AIM
The records that follow are to be transcribed in full, without their images.

>> start

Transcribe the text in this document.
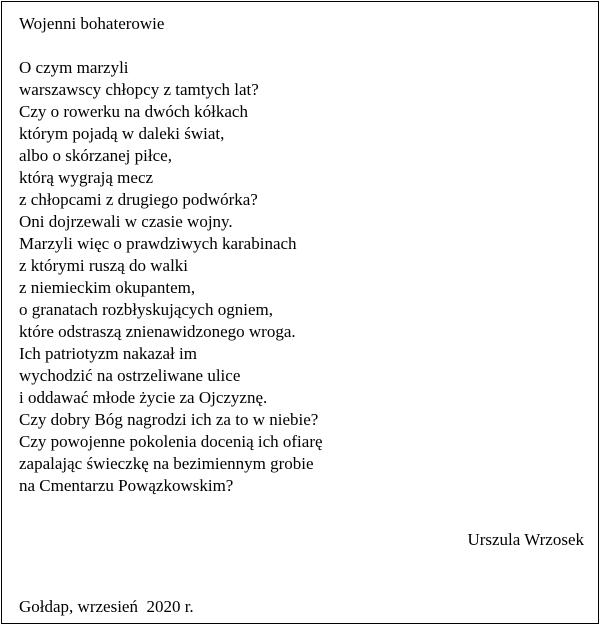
Wojenni bohaterowie
O czym marzyli
warszawscy chłopcy z tamtych lat?
Czy o rowerku na dwóch kółkach
którym pojadą w daleki świat,
albo o skórzanej piłce,
którą wygrają mecz
z chłopcami z drugiego podwórka?
Oni dojrzewali w czasie wojny.
Marzyli więc o prawdziwych karabinach
z którymi ruszą do walki
z niemieckim okupantem,
o granatach rozbłyskujących ogniem,
które odstraszą znienawidzonego wroga.
Ich patriotyzm nakazał im
wychodzić na ostrzeliwane ulice
i oddawać młode życie za Ojczyznę.
Czy dobry Bóg nagrodzi ich za to w niebie?
Czy powojenne pokolenia docenią ich ofiarę
zapalając świeczkę na bezimiennym grobie
na Cmentarzu Powązkowskim?
Urszula Wrzosek
Gołdap, wrzesień  2020 r.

>> end

RESULT FOR THIS EXERCISE
Transcribe the text in this document.
Wojenni bohaterowie
O czym marzyli
warszawscy chłopcy z tamtych lat?
Czy o rowerku na dwóch kółkach
którym pojadą w daleki świat,
albo o skórzanej piłce,
którą wygrają mecz
z chłopcami z drugiego podwórka?
Oni dojrzewali w czasie wojny.
Marzyli więc o prawdziwych karabinach
z którymi ruszą do walki
z niemieckim okupantem,
o granatach rozbłyskujących ogniem,
które odstraszą znienawidzonego wroga.
Ich patriotyzm nakazał im
wychodzić na ostrzeliwane ulice
i oddawać młode życie za Ojczyznę.
Czy dobry Bóg nagrodzi ich za to w niebie?
Czy powojenne pokolenia docenią ich ofiarę
zapalając świeczkę na bezimiennym grobie
na Cmentarzu Powązkowskim?
Urszula Wrzosek
Gołdap, wrzesień  2020 r.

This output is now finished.